**WORK TO BE COMPLETED:**
Search the data for the word "document". Reproduce every line where it is found.

═════ DATA ROWS ═════

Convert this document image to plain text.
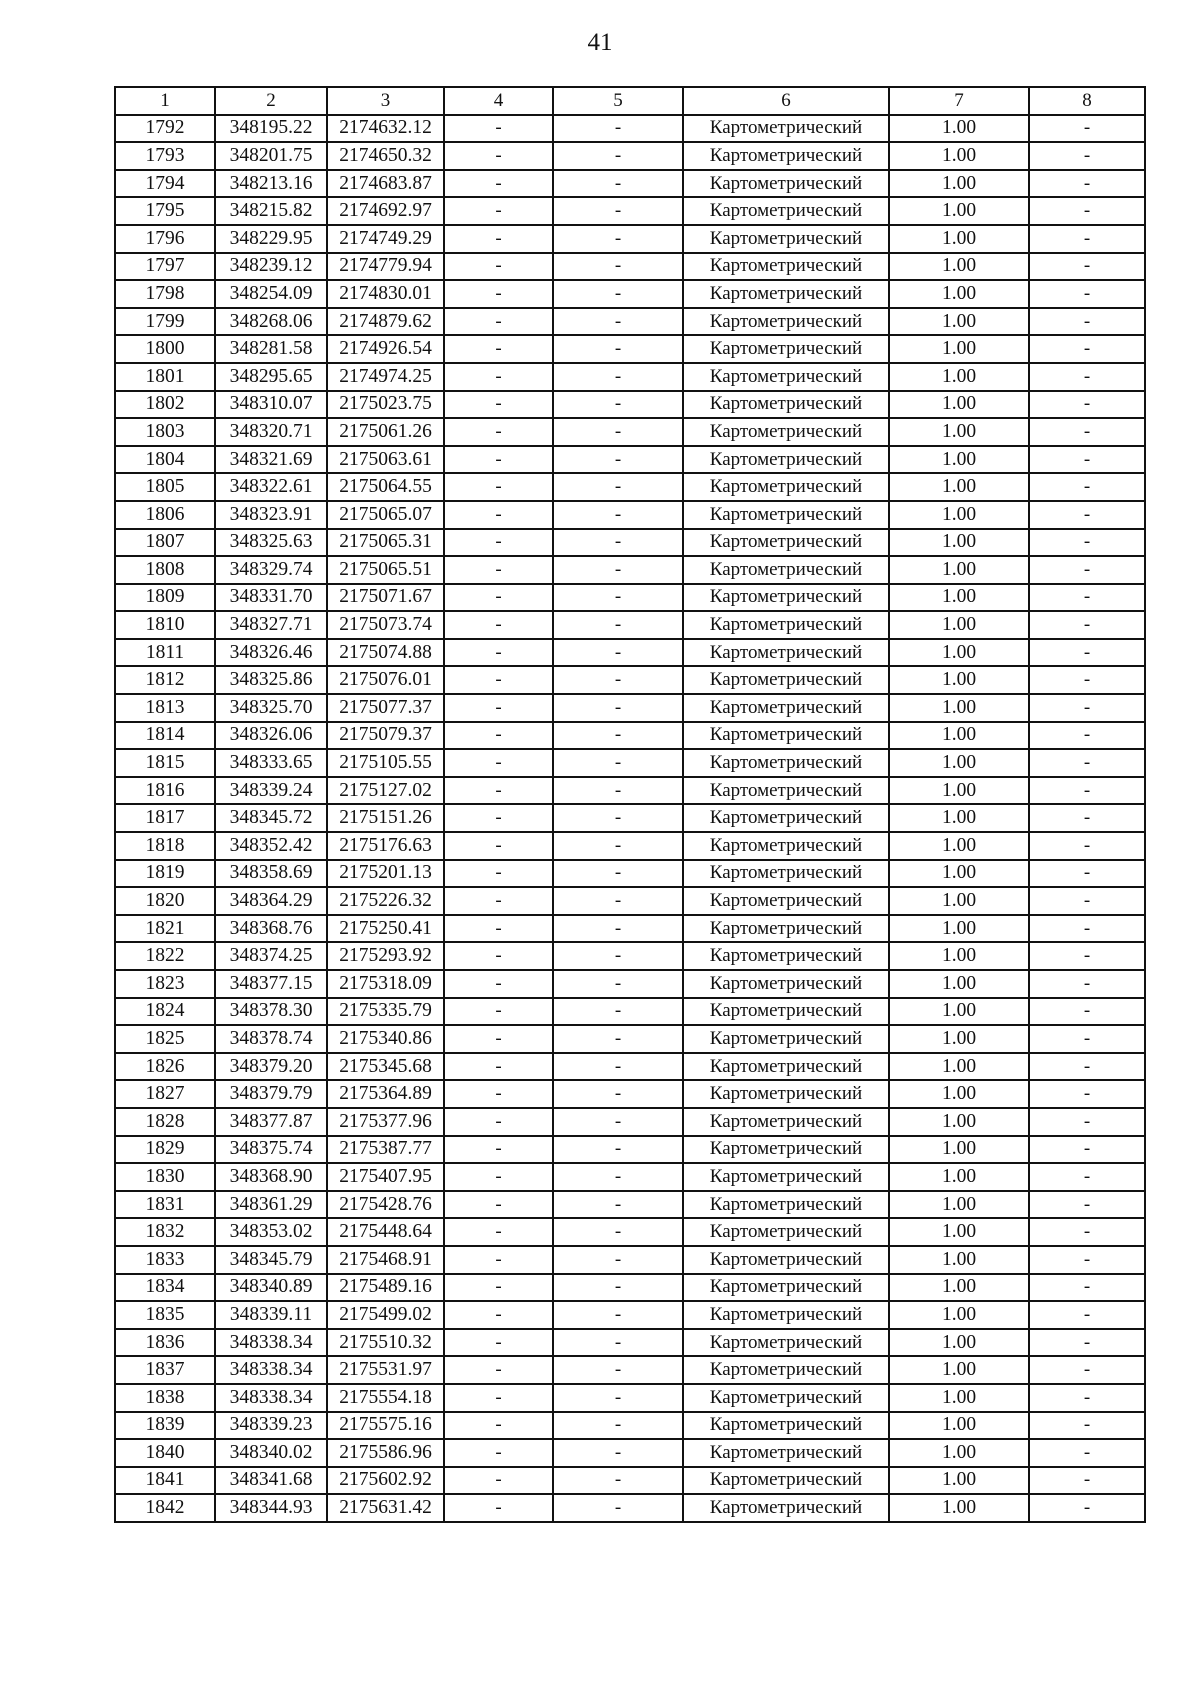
41
1	2	3	4	5	6	7	8
1792	348195.22	2174632.12	-	-	Картометрический	1.00	-
1793	348201.75	2174650.32	-	-	Картометрический	1.00	-
1794	348213.16	2174683.87	-	-	Картометрический	1.00	-
1795	348215.82	2174692.97	-	-	Картометрический	1.00	-
1796	348229.95	2174749.29	-	-	Картометрический	1.00	-
1797	348239.12	2174779.94	-	-	Картометрический	1.00	-
1798	348254.09	2174830.01	-	-	Картометрический	1.00	-
1799	348268.06	2174879.62	-	-	Картометрический	1.00	-
1800	348281.58	2174926.54	-	-	Картометрический	1.00	-
1801	348295.65	2174974.25	-	-	Картометрический	1.00	-
1802	348310.07	2175023.75	-	-	Картометрический	1.00	-
1803	348320.71	2175061.26	-	-	Картометрический	1.00	-
1804	348321.69	2175063.61	-	-	Картометрический	1.00	-
1805	348322.61	2175064.55	-	-	Картометрический	1.00	-
1806	348323.91	2175065.07	-	-	Картометрический	1.00	-
1807	348325.63	2175065.31	-	-	Картометрический	1.00	-
1808	348329.74	2175065.51	-	-	Картометрический	1.00	-
1809	348331.70	2175071.67	-	-	Картометрический	1.00	-
1810	348327.71	2175073.74	-	-	Картометрический	1.00	-
1811	348326.46	2175074.88	-	-	Картометрический	1.00	-
1812	348325.86	2175076.01	-	-	Картометрический	1.00	-
1813	348325.70	2175077.37	-	-	Картометрический	1.00	-
1814	348326.06	2175079.37	-	-	Картометрический	1.00	-
1815	348333.65	2175105.55	-	-	Картометрический	1.00	-
1816	348339.24	2175127.02	-	-	Картометрический	1.00	-
1817	348345.72	2175151.26	-	-	Картометрический	1.00	-
1818	348352.42	2175176.63	-	-	Картометрический	1.00	-
1819	348358.69	2175201.13	-	-	Картометрический	1.00	-
1820	348364.29	2175226.32	-	-	Картометрический	1.00	-
1821	348368.76	2175250.41	-	-	Картометрический	1.00	-
1822	348374.25	2175293.92	-	-	Картометрический	1.00	-
1823	348377.15	2175318.09	-	-	Картометрический	1.00	-
1824	348378.30	2175335.79	-	-	Картометрический	1.00	-
1825	348378.74	2175340.86	-	-	Картометрический	1.00	-
1826	348379.20	2175345.68	-	-	Картометрический	1.00	-
1827	348379.79	2175364.89	-	-	Картометрический	1.00	-
1828	348377.87	2175377.96	-	-	Картометрический	1.00	-
1829	348375.74	2175387.77	-	-	Картометрический	1.00	-
1830	348368.90	2175407.95	-	-	Картометрический	1.00	-
1831	348361.29	2175428.76	-	-	Картометрический	1.00	-
1832	348353.02	2175448.64	-	-	Картометрический	1.00	-
1833	348345.79	2175468.91	-	-	Картометрический	1.00	-
1834	348340.89	2175489.16	-	-	Картометрический	1.00	-
1835	348339.11	2175499.02	-	-	Картометрический	1.00	-
1836	348338.34	2175510.32	-	-	Картометрический	1.00	-
1837	348338.34	2175531.97	-	-	Картометрический	1.00	-
1838	348338.34	2175554.18	-	-	Картометрический	1.00	-
1839	348339.23	2175575.16	-	-	Картометрический	1.00	-
1840	348340.02	2175586.96	-	-	Картометрический	1.00	-
1841	348341.68	2175602.92	-	-	Картометрический	1.00	-
1842	348344.93	2175631.42	-	-	Картометрический	1.00	-
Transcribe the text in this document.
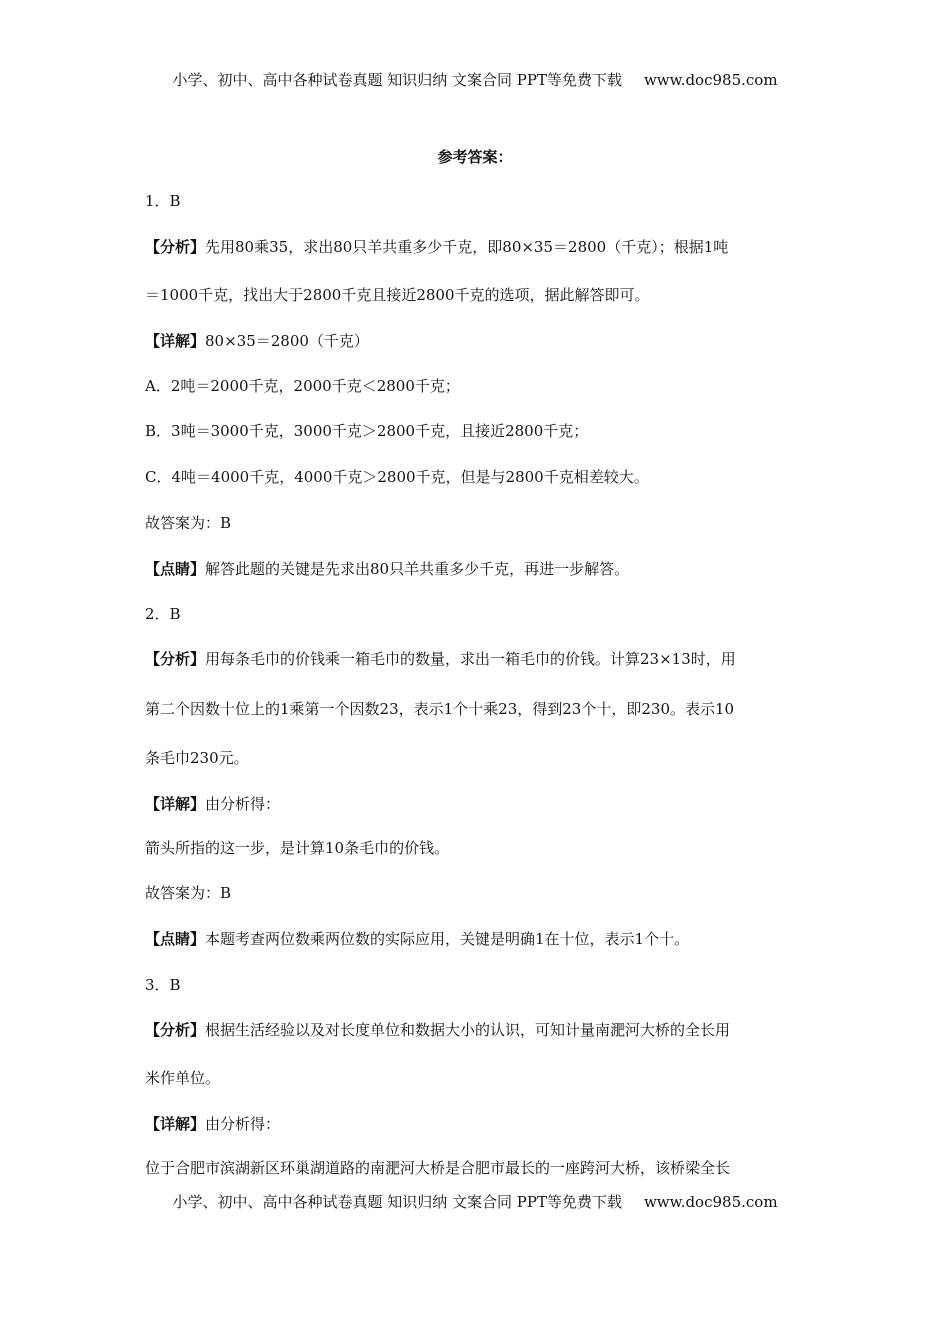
小学、初中、高中各种试卷真题 知识归纳 文案合同 PPT等免费下载 www.doc985.com
参考答案：
1．B
【分析】先用80乘35，求出80只羊共重多少千克，即80×35＝2800（千克）；根据1吨
＝1000千克，找出大于2800千克且接近2800千克的选项，据此解答即可。
【详解】80×35＝2800（千克）
A．2吨＝2000千克，2000千克＜2800千克；
B．3吨＝3000千克，3000千克＞2800千克，且接近2800千克；
C．4吨＝4000千克，4000千克＞2800千克，但是与2800千克相差较大。
故答案为：B
【点睛】解答此题的关键是先求出80只羊共重多少千克，再进一步解答。
2．B
【分析】用每条毛巾的价钱乘一箱毛巾的数量，求出一箱毛巾的价钱。计算23×13时，用
第二个因数十位上的1乘第一个因数23，表示1个十乘23，得到23个十，即230。表示10
条毛巾230元。
【详解】由分析得：
箭头所指的这一步，是计算10条毛巾的价钱。
故答案为：B
【点睛】本题考查两位数乘两位数的实际应用，关键是明确1在十位，表示1个十。
3．B
【分析】根据生活经验以及对长度单位和数据大小的认识，可知计量南淝河大桥的全长用
米作单位。
【详解】由分析得：
位于合肥市滨湖新区环巢湖道路的南淝河大桥是合肥市最长的一座跨河大桥，该桥梁全长
小学、初中、高中各种试卷真题 知识归纳 文案合同 PPT等免费下载 www.doc985.com
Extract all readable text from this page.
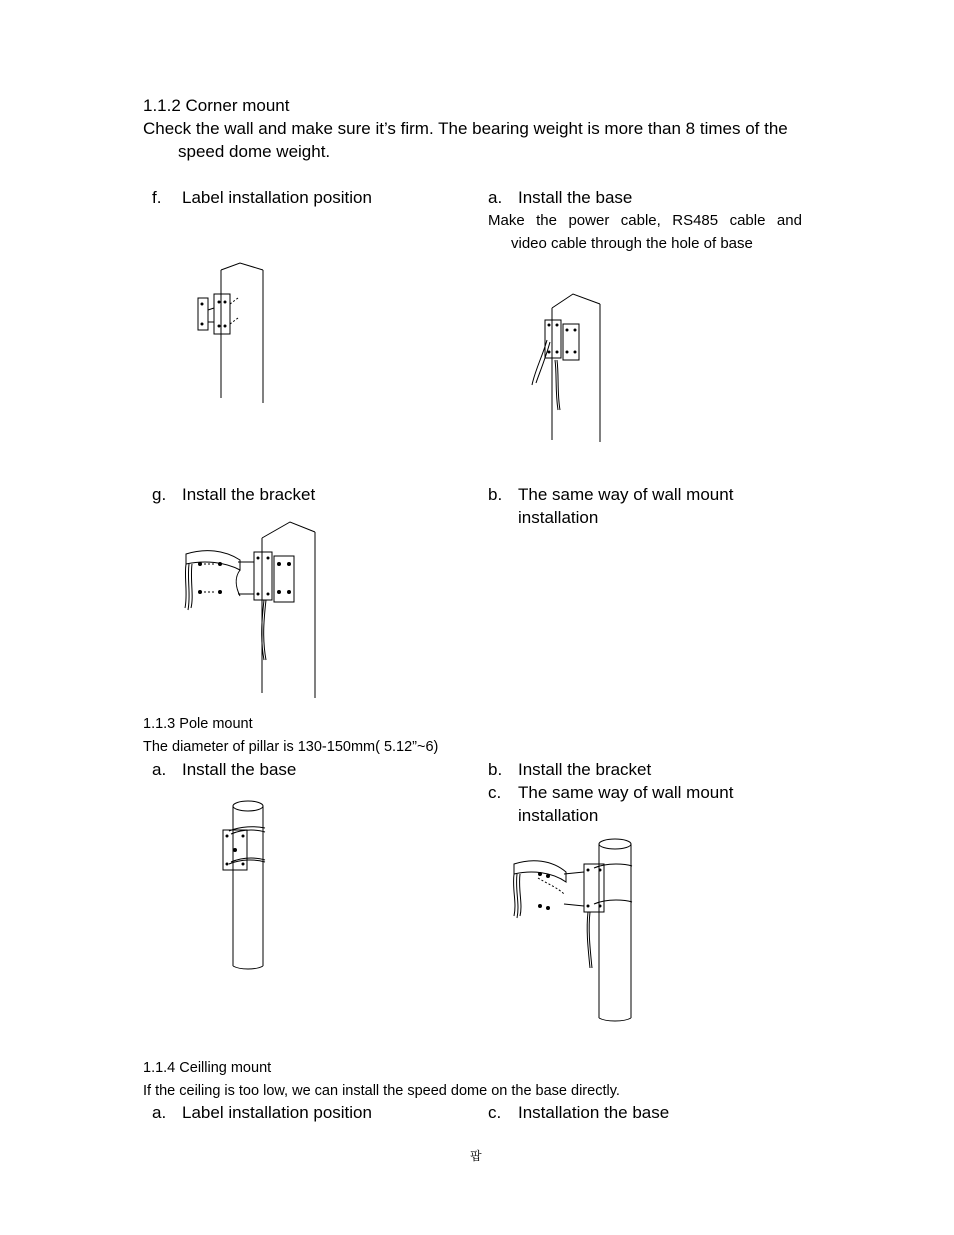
1.1.2 Corner mount
Check the wall and make sure it’s firm. The bearing weight is more than 8 times of the
speed dome weight.
f. Label installation position	a. Install the base
Make the power cable, RS485 cable and
video cable through the hole of base
g. Install the bracket	b. The same way of wall mount
installation
1.1.3 Pole mount
The diameter of pillar is 130-150mm( 5.12”~6)
a. Install the base	b. Install the bracket
c. The same way of wall mount
installation
1.1.4 Ceilling mount
If the ceiling is too low, we can install the speed dome on the base directly.
a. Label installation position	c. Installation the base
팝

═════

**ANSWER FOR THE TASK:**
Convert this document image to plain text.
Transcribe the text in this document.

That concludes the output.